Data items
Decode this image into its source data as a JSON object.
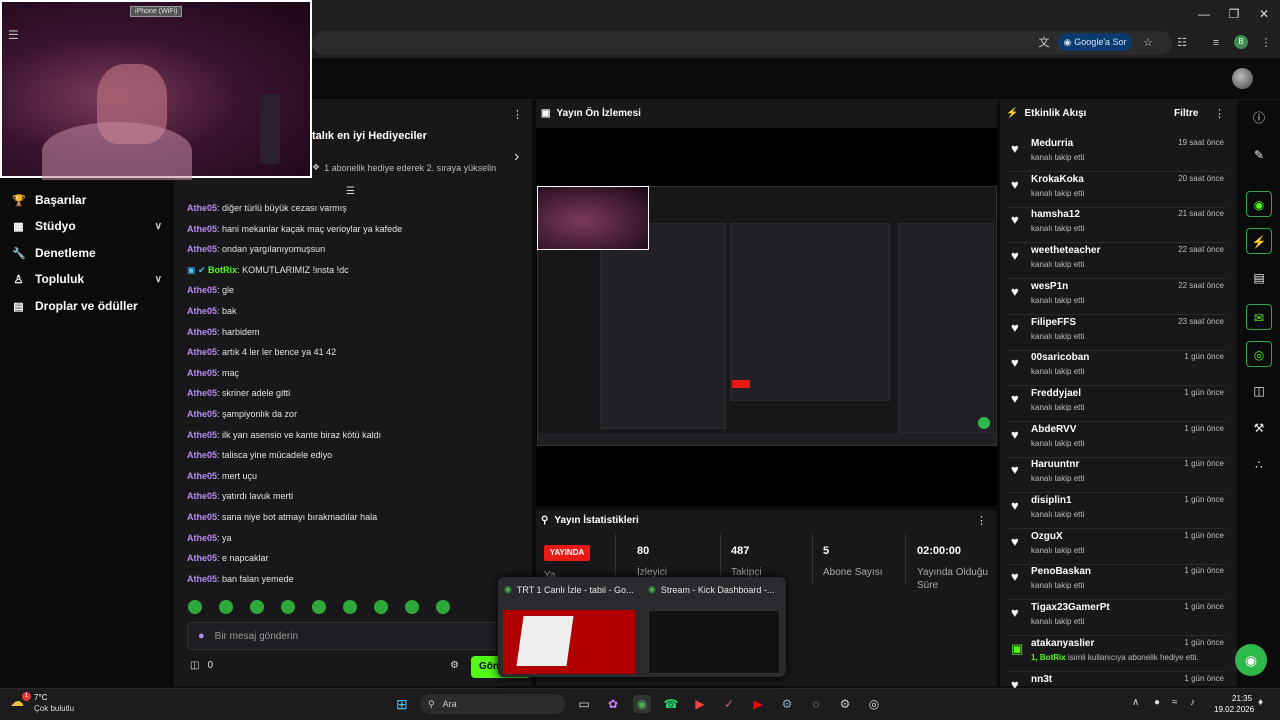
{
  "browser": {
    "ask_google_label": "Google'a Sor",
    "profile_initial": "B"
  },
  "webcam": {
    "source_label": "iPhone (WiFi)"
  },
  "sidebar": {
    "items": [
      {
        "label": "Başarılar",
        "icon": "trophy-icon",
        "has_chevron": false
      },
      {
        "label": "Stüdyo",
        "icon": "studio-icon",
        "has_chevron": true
      },
      {
        "label": "Denetleme",
        "icon": "wrench-icon",
        "has_chevron": false
      },
      {
        "label": "Topluluk",
        "icon": "community-icon",
        "has_chevron": true
      },
      {
        "label": "Droplar ve ödüller",
        "icon": "drops-icon",
        "has_chevron": false
      }
    ]
  },
  "chat": {
    "header_title": "talık en iyi Hediyeciler",
    "header_sub": "1 abonelik hediye ederek 2. sıraya yükselin",
    "messages": [
      {
        "user": "Athe05",
        "text": "diğer türlü büyük cezası varmış"
      },
      {
        "user": "Athe05",
        "text": "hani mekanlar kaçak maç verioylar ya kafede"
      },
      {
        "user": "Athe05",
        "text": "ondan yargılanıyomuşsun"
      },
      {
        "user": "BotRix",
        "text": "KOMUTLARIMIZ !insta !dc",
        "bot": true
      },
      {
        "user": "Athe05",
        "text": "gle"
      },
      {
        "user": "Athe05",
        "text": "bak"
      },
      {
        "user": "Athe05",
        "text": "harbidem"
      },
      {
        "user": "Athe05",
        "text": "artık 4 ler ler bence ya 41 42"
      },
      {
        "user": "Athe05",
        "text": "maç"
      },
      {
        "user": "Athe05",
        "text": "skriner adele gitti"
      },
      {
        "user": "Athe05",
        "text": "şampiyonlık da zor"
      },
      {
        "user": "Athe05",
        "text": "ilk yarı asensio ve kante biraz kötü kaldı"
      },
      {
        "user": "Athe05",
        "text": "talisca yine mücadele ediyo"
      },
      {
        "user": "Athe05",
        "text": "mert uçu"
      },
      {
        "user": "Athe05",
        "text": "yatırdı lavuk merti"
      },
      {
        "user": "Athe05",
        "text": "sana niye bot atmayı bırakmadılar hala"
      },
      {
        "user": "Athe05",
        "text": "ya"
      },
      {
        "user": "Athe05",
        "text": "e napcaklar"
      },
      {
        "user": "Athe05",
        "text": "ban falan yemede"
      }
    ],
    "input_placeholder": "Bir mesaj gönderin",
    "gift_count": "0",
    "send_label": "Gön"
  },
  "preview": {
    "title": "Yayın Ön İzlemesi"
  },
  "stats": {
    "title": "Yayın İstatistikleri",
    "live_badge": "YAYINDA",
    "items": [
      {
        "value": "80",
        "label": "İzleyici"
      },
      {
        "value": "487",
        "label": "Takipçi"
      },
      {
        "value": "5",
        "label": "Abone Sayısı"
      },
      {
        "value": "02:00:00",
        "label": "Yayında Olduğu Süre"
      }
    ],
    "hidden_label": "Ya"
  },
  "thumbs": [
    {
      "title": "TRT 1 Canlı İzle - tabii - Go..."
    },
    {
      "title": "Stream - Kick Dashboard -..."
    }
  ],
  "activity": {
    "title": "Etkinlik Akışı",
    "filter_label": "Filtre",
    "items": [
      {
        "name": "Medurria",
        "desc": "kanalı takip etti",
        "time": "19 saat önce"
      },
      {
        "name": "KrokaKoka",
        "desc": "kanalı takip etti",
        "time": "20 saat önce"
      },
      {
        "name": "hamsha12",
        "desc": "kanalı takip etti",
        "time": "21 saat önce"
      },
      {
        "name": "weetheteacher",
        "desc": "kanalı takip etti",
        "time": "22 saat önce"
      },
      {
        "name": "wesP1n",
        "desc": "kanalı takip etti",
        "time": "22 saat önce"
      },
      {
        "name": "FilipeFFS",
        "desc": "kanalı takip etti",
        "time": "23 saat önce"
      },
      {
        "name": "00saricoban",
        "desc": "kanalı takip etti",
        "time": "1 gün önce"
      },
      {
        "name": "Freddyjael",
        "desc": "kanalı takip etti",
        "time": "1 gün önce"
      },
      {
        "name": "AbdeRVV",
        "desc": "kanalı takip etti",
        "time": "1 gün önce"
      },
      {
        "name": "Haruuntnr",
        "desc": "kanalı takip etti",
        "time": "1 gün önce"
      },
      {
        "name": "disiplin1",
        "desc": "kanalı takip etti",
        "time": "1 gün önce"
      },
      {
        "name": "OzguX",
        "desc": "kanalı takip etti",
        "time": "1 gün önce"
      },
      {
        "name": "PenoBaskan",
        "desc": "kanalı takip etti",
        "time": "1 gün önce"
      },
      {
        "name": "Tigax23GamerPt",
        "desc": "kanalı takip etti",
        "time": "1 gün önce"
      },
      {
        "name": "atakanyaslier",
        "desc_prefix": "1, ",
        "desc_hl": "BotRix",
        "desc_suffix": " isimli kullanıcıya abonelik hediye etti.",
        "time": "1 gün önce",
        "gift": true
      },
      {
        "name": "nn3t",
        "desc": "",
        "time": "1 gün önce"
      }
    ]
  },
  "taskbar": {
    "weather_temp": "7°C",
    "weather_desc": "Çok bulutlu",
    "search_placeholder": "Ara",
    "clock_time": "21:35",
    "clock_date": "19.02.2026",
    "weather_badge": "1"
  },
  "colors": {
    "brand_green": "#53fc18",
    "username_purple": "#b58cf0",
    "live_red": "#e91916"
  }
}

Directions:
Except for the pictures, copy the material above exactly.

Task output:
Decode this image into its source data as a JSON object.
{
  "browser": {
    "ask_google_label": "Google'a Sor",
    "profile_initial": "B"
  },
  "webcam": {
    "source_label": "iPhone (WiFi)"
  },
  "sidebar": {
    "items": [
      {
        "label": "Başarılar",
        "icon": "trophy-icon",
        "has_chevron": false
      },
      {
        "label": "Stüdyo",
        "icon": "studio-icon",
        "has_chevron": true
      },
      {
        "label": "Denetleme",
        "icon": "wrench-icon",
        "has_chevron": false
      },
      {
        "label": "Topluluk",
        "icon": "community-icon",
        "has_chevron": true
      },
      {
        "label": "Droplar ve ödüller",
        "icon": "drops-icon",
        "has_chevron": false
      }
    ]
  },
  "chat": {
    "header_title": "talık en iyi Hediyeciler",
    "header_sub": "1 abonelik hediye ederek 2. sıraya yükselin",
    "messages": [
      {
        "user": "Athe05",
        "text": "diğer türlü büyük cezası varmış"
      },
      {
        "user": "Athe05",
        "text": "hani mekanlar kaçak maç verioylar ya kafede"
      },
      {
        "user": "Athe05",
        "text": "ondan yargılanıyomuşsun"
      },
      {
        "user": "BotRix",
        "text": "KOMUTLARIMIZ !insta !dc",
        "bot": true
      },
      {
        "user": "Athe05",
        "text": "gle"
      },
      {
        "user": "Athe05",
        "text": "bak"
      },
      {
        "user": "Athe05",
        "text": "harbidem"
      },
      {
        "user": "Athe05",
        "text": "artık 4 ler ler bence ya 41 42"
      },
      {
        "user": "Athe05",
        "text": "maç"
      },
      {
        "user": "Athe05",
        "text": "skriner adele gitti"
      },
      {
        "user": "Athe05",
        "text": "şampiyonlık da zor"
      },
      {
        "user": "Athe05",
        "text": "ilk yarı asensio ve kante biraz kötü kaldı"
      },
      {
        "user": "Athe05",
        "text": "talisca yine mücadele ediyo"
      },
      {
        "user": "Athe05",
        "text": "mert uçu"
      },
      {
        "user": "Athe05",
        "text": "yatırdı lavuk merti"
      },
      {
        "user": "Athe05",
        "text": "sana niye bot atmayı bırakmadılar hala"
      },
      {
        "user": "Athe05",
        "text": "ya"
      },
      {
        "user": "Athe05",
        "text": "e napcaklar"
      },
      {
        "user": "Athe05",
        "text": "ban falan yemede"
      }
    ],
    "input_placeholder": "Bir mesaj gönderin",
    "gift_count": "0",
    "send_label": "Gön"
  },
  "preview": {
    "title": "Yayın Ön İzlemesi"
  },
  "stats": {
    "title": "Yayın İstatistikleri",
    "live_badge": "YAYINDA",
    "items": [
      {
        "value": "80",
        "label": "İzleyici"
      },
      {
        "value": "487",
        "label": "Takipçi"
      },
      {
        "value": "5",
        "label": "Abone Sayısı"
      },
      {
        "value": "02:00:00",
        "label": "Yayında Olduğu Süre"
      }
    ],
    "hidden_label": "Ya"
  },
  "thumbs": [
    {
      "title": "TRT 1 Canlı İzle - tabii - Go..."
    },
    {
      "title": "Stream - Kick Dashboard -..."
    }
  ],
  "activity": {
    "title": "Etkinlik Akışı",
    "filter_label": "Filtre",
    "items": [
      {
        "name": "Medurria",
        "desc": "kanalı takip etti",
        "time": "19 saat önce"
      },
      {
        "name": "KrokaKoka",
        "desc": "kanalı takip etti",
        "time": "20 saat önce"
      },
      {
        "name": "hamsha12",
        "desc": "kanalı takip etti",
        "time": "21 saat önce"
      },
      {
        "name": "weetheteacher",
        "desc": "kanalı takip etti",
        "time": "22 saat önce"
      },
      {
        "name": "wesP1n",
        "desc": "kanalı takip etti",
        "time": "22 saat önce"
      },
      {
        "name": "FilipeFFS",
        "desc": "kanalı takip etti",
        "time": "23 saat önce"
      },
      {
        "name": "00saricoban",
        "desc": "kanalı takip etti",
        "time": "1 gün önce"
      },
      {
        "name": "Freddyjael",
        "desc": "kanalı takip etti",
        "time": "1 gün önce"
      },
      {
        "name": "AbdeRVV",
        "desc": "kanalı takip etti",
        "time": "1 gün önce"
      },
      {
        "name": "Haruuntnr",
        "desc": "kanalı takip etti",
        "time": "1 gün önce"
      },
      {
        "name": "disiplin1",
        "desc": "kanalı takip etti",
        "time": "1 gün önce"
      },
      {
        "name": "OzguX",
        "desc": "kanalı takip etti",
        "time": "1 gün önce"
      },
      {
        "name": "PenoBaskan",
        "desc": "kanalı takip etti",
        "time": "1 gün önce"
      },
      {
        "name": "Tigax23GamerPt",
        "desc": "kanalı takip etti",
        "time": "1 gün önce"
      },
      {
        "name": "atakanyaslier",
        "desc_prefix": "1, ",
        "desc_hl": "BotRix",
        "desc_suffix": " isimli kullanıcıya abonelik hediye etti.",
        "time": "1 gün önce",
        "gift": true
      },
      {
        "name": "nn3t",
        "desc": "",
        "time": "1 gün önce"
      }
    ]
  },
  "taskbar": {
    "weather_temp": "7°C",
    "weather_desc": "Çok bulutlu",
    "search_placeholder": "Ara",
    "clock_time": "21:35",
    "clock_date": "19.02.2026",
    "weather_badge": "1"
  },
  "colors": {
    "brand_green": "#53fc18",
    "username_purple": "#b58cf0",
    "live_red": "#e91916"
  }
}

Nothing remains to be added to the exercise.